Extracted data entries:
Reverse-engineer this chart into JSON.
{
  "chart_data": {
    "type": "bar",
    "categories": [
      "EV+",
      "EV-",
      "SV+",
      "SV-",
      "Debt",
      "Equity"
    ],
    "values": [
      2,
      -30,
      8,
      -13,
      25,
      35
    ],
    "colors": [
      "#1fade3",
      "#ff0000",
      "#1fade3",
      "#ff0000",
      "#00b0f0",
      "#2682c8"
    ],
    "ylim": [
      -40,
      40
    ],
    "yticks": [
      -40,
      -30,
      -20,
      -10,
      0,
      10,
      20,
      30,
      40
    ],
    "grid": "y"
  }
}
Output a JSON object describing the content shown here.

---

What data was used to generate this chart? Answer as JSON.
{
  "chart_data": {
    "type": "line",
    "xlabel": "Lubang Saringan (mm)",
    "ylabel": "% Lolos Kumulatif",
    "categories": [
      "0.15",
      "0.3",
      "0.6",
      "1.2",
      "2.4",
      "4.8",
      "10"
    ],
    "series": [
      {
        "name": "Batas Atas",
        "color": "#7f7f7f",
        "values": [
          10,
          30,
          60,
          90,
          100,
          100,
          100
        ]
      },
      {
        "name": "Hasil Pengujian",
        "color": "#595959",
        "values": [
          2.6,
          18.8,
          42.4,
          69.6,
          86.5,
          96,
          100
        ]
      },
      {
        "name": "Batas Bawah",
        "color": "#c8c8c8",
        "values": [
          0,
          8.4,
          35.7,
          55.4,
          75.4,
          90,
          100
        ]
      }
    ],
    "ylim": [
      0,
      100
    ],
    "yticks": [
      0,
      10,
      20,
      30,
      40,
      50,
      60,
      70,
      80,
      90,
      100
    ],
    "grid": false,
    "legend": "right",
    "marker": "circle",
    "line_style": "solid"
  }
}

==

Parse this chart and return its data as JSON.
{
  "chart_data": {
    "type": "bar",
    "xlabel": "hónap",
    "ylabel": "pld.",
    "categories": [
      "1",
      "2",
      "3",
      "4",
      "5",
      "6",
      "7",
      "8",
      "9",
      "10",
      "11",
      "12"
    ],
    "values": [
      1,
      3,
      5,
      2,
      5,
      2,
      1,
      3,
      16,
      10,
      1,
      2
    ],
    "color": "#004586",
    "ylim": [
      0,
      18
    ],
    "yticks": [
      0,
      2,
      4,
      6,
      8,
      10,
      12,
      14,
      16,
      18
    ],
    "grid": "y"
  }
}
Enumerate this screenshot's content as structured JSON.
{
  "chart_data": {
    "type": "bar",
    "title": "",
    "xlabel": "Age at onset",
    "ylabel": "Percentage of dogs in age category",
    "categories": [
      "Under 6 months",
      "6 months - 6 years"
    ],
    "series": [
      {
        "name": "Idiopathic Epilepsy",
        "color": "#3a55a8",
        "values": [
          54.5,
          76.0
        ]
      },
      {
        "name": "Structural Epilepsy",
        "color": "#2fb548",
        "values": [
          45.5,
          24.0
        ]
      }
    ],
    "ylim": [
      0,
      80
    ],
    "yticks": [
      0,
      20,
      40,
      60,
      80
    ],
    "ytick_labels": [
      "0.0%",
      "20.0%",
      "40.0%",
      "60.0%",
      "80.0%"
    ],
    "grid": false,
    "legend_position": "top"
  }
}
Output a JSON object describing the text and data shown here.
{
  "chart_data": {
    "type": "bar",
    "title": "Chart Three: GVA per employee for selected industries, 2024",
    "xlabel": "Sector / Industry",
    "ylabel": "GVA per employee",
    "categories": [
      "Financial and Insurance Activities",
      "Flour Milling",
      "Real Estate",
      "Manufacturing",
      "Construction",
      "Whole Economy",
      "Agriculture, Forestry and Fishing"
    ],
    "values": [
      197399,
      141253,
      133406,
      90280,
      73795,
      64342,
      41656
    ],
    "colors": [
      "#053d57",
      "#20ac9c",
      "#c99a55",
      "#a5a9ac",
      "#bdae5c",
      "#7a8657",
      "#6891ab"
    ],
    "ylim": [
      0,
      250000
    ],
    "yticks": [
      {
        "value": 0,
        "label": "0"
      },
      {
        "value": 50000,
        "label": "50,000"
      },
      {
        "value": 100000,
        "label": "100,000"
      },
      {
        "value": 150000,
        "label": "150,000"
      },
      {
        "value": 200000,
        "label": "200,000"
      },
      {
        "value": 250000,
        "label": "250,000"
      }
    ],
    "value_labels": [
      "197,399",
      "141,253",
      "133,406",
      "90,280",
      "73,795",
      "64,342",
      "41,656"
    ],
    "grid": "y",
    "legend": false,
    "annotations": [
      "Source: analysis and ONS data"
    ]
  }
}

Problem statement:
Transcribe nothing but the lines from the line with "Reverse-engineer this chart into JSON." through the line with "Output a JSON object describing the content", reproducing each exactly.

Solution to this exercise:
Reverse-engineer this chart into JSON.
{
  "chart_data": {
    "type": "bar",
    "categories": [
      "EV+",
      "EV-",
      "SV+",
      "SV-",
      "Debt",
      "Equity"
    ],
    "values": [
      2,
      -30,
      8,
      -13,
      25,
      35
    ],
    "colors": [
      "#1fade3",
      "#ff0000",
      "#1fade3",
      "#ff0000",
      "#00b0f0",
      "#2682c8"
    ],
    "ylim": [
      -40,
      40
    ],
    "yticks": [
      -40,
      -30,
      -20,
      -10,
      0,
      10,
      20,
      30,
      40
    ],
    "grid": "y"
  }
}
Output a JSON object describing the content shown here.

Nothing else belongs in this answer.